Problem requirements: Wherever the word "near" appears in a line, copy that line.

— Start of Data entries —

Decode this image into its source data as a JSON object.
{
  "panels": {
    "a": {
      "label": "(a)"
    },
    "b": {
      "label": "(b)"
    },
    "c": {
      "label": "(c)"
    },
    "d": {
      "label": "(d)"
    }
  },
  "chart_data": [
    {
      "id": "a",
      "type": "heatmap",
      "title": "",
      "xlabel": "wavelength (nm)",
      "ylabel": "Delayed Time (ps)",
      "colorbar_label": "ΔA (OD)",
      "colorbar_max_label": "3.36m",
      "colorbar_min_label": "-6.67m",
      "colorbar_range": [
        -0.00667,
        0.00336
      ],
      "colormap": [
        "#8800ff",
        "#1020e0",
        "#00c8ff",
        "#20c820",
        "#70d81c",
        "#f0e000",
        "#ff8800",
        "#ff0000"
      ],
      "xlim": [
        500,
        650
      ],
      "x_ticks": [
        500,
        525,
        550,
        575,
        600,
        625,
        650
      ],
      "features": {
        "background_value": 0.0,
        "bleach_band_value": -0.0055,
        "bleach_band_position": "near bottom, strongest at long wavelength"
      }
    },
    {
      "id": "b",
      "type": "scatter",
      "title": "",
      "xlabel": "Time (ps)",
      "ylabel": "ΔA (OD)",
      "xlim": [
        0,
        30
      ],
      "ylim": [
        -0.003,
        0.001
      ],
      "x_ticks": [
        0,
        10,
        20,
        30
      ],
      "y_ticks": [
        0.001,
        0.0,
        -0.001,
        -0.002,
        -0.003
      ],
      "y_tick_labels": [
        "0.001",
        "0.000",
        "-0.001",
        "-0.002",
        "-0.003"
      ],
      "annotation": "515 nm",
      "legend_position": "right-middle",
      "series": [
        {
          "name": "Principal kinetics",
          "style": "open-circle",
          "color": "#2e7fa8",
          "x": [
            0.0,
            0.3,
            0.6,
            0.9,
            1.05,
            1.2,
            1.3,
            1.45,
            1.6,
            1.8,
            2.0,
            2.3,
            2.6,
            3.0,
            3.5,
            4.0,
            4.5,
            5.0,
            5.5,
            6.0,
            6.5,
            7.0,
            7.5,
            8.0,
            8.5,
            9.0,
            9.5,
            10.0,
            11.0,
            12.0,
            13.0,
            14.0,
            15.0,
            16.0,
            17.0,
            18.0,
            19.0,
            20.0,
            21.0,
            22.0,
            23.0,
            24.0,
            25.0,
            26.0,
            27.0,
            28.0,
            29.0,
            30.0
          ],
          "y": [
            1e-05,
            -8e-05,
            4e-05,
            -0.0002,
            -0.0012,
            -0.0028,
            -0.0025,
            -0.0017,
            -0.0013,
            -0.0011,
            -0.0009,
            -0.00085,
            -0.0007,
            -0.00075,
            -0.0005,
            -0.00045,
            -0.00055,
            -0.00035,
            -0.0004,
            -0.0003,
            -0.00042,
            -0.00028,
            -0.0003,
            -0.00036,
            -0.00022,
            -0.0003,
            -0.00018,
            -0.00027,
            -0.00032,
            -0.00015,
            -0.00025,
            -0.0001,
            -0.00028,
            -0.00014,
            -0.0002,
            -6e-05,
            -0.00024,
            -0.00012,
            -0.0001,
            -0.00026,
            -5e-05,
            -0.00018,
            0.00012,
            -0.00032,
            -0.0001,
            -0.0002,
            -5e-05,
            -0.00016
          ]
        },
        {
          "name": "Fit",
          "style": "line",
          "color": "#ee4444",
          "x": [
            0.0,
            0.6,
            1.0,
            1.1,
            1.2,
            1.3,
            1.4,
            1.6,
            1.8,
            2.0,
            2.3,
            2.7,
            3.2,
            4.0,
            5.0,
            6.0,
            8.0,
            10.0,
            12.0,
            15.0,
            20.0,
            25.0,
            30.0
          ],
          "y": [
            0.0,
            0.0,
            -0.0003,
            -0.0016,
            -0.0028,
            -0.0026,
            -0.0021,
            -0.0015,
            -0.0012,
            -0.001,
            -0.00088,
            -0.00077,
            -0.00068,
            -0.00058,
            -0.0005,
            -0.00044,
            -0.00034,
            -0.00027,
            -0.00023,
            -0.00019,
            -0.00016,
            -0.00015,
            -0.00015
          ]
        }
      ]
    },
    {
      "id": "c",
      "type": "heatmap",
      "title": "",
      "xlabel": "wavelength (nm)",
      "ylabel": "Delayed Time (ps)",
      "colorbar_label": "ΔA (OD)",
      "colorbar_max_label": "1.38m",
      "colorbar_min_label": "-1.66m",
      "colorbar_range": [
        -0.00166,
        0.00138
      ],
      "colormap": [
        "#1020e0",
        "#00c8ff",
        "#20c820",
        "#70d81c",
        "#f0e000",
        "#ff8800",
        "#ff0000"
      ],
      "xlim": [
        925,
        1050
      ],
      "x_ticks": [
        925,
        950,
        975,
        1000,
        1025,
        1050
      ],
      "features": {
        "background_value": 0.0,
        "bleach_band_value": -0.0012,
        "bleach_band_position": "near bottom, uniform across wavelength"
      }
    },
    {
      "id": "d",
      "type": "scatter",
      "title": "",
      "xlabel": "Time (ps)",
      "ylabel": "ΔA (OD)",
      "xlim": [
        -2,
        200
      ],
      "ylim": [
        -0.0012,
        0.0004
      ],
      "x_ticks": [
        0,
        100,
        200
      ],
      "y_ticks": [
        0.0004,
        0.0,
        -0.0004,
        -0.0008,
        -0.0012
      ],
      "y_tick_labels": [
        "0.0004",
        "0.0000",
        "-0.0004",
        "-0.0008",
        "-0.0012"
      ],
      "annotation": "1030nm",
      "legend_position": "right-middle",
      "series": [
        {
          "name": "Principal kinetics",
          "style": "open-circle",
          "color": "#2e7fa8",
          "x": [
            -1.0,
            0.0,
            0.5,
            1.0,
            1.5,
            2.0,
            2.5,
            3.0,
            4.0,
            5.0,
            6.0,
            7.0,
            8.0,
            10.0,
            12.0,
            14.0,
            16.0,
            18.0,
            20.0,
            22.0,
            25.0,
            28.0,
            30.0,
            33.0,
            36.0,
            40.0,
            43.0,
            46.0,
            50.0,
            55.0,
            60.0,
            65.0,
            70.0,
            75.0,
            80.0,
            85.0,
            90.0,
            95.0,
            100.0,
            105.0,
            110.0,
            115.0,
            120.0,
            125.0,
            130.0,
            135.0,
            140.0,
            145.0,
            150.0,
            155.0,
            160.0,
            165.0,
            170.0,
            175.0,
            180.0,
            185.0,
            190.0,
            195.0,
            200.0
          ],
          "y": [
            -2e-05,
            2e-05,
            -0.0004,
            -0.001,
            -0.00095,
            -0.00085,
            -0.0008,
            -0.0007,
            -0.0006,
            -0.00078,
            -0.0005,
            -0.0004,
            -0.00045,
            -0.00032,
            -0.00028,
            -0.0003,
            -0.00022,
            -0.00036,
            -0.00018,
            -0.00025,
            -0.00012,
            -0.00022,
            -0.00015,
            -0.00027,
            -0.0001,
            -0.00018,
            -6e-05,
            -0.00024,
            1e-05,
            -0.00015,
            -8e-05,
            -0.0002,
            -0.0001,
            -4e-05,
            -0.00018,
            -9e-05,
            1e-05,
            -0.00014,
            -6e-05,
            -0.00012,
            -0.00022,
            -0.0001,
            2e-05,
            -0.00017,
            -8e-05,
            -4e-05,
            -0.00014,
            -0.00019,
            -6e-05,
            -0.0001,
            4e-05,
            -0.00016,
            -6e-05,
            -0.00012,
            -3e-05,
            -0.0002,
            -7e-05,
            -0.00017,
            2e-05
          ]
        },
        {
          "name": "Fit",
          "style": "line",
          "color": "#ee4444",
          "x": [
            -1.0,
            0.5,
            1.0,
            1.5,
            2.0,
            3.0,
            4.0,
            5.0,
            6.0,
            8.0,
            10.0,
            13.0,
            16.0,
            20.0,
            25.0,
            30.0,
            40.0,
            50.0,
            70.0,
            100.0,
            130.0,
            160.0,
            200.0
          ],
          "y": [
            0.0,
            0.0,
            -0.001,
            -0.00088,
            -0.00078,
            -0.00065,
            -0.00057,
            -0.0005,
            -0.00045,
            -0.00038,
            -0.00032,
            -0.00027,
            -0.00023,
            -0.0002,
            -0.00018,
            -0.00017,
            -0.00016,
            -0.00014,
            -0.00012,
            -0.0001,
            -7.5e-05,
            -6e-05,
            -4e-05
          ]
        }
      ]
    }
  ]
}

— End of Data entries —

Exercise solution:
        "bleach_band_position": "near bottom, strongest at long wavelength"
        "bleach_band_position": "near bottom, uniform across wavelength"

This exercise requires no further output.